§ **Dataset items**
== == ==
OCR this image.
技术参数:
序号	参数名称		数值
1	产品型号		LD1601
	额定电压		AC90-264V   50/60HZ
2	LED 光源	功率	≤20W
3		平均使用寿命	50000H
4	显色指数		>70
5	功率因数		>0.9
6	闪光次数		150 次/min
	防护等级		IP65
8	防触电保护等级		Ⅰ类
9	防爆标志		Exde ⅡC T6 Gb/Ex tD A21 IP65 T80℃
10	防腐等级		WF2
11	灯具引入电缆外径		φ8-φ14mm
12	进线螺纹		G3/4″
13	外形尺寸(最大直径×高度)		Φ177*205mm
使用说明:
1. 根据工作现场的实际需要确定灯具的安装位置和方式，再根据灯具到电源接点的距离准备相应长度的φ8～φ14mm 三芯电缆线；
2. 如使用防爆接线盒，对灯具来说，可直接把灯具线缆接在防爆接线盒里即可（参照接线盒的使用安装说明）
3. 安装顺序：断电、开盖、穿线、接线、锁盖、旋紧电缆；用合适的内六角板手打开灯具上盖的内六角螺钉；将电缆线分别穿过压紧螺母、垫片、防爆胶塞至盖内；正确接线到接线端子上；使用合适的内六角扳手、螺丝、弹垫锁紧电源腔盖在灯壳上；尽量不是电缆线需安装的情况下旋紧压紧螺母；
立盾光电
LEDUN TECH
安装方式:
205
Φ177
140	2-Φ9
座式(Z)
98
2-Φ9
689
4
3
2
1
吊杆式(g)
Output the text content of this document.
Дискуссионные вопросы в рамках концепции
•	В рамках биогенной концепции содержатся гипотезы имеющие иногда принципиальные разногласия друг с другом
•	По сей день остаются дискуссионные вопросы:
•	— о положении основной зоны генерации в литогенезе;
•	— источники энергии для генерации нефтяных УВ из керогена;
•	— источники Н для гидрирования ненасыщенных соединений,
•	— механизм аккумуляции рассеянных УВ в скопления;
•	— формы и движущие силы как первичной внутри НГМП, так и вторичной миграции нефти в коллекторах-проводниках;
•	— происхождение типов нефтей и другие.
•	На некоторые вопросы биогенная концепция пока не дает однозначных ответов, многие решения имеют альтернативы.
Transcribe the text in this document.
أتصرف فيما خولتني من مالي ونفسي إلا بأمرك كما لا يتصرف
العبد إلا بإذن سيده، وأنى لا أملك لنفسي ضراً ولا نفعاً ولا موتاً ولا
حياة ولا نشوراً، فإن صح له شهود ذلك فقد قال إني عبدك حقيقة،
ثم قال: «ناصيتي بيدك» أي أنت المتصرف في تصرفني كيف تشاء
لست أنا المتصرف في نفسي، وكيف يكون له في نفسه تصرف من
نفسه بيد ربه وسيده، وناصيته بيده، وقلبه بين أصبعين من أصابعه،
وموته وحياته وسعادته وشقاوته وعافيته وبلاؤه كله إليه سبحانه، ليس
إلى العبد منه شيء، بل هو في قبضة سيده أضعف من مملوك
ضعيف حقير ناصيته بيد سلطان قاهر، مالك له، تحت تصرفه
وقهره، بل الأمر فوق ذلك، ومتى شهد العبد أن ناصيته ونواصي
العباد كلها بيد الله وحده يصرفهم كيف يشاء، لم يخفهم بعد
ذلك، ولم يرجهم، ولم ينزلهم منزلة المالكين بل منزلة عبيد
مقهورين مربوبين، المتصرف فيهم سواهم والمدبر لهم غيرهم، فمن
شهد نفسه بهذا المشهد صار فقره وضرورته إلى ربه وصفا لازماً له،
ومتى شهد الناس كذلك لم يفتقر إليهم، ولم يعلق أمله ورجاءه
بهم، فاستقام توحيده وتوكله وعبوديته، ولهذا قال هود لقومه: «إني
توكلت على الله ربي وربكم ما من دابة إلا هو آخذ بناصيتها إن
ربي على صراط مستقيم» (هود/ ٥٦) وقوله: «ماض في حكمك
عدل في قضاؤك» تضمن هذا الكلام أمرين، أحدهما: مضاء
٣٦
== == ==
Please list every line of the records that contains "نفسه".

§ **The answer**
لست أنا المتصرف في نفسي، وكيف يكون له في نفسه تصرف من
نفسه بيد ربه وسيده، وناصيته بيده، وقلبه بين أصبعين من أصابعه،
شهد نفسه بهذا المشهد صار فقره وضرورته إلى ربه وصفا لازماً له،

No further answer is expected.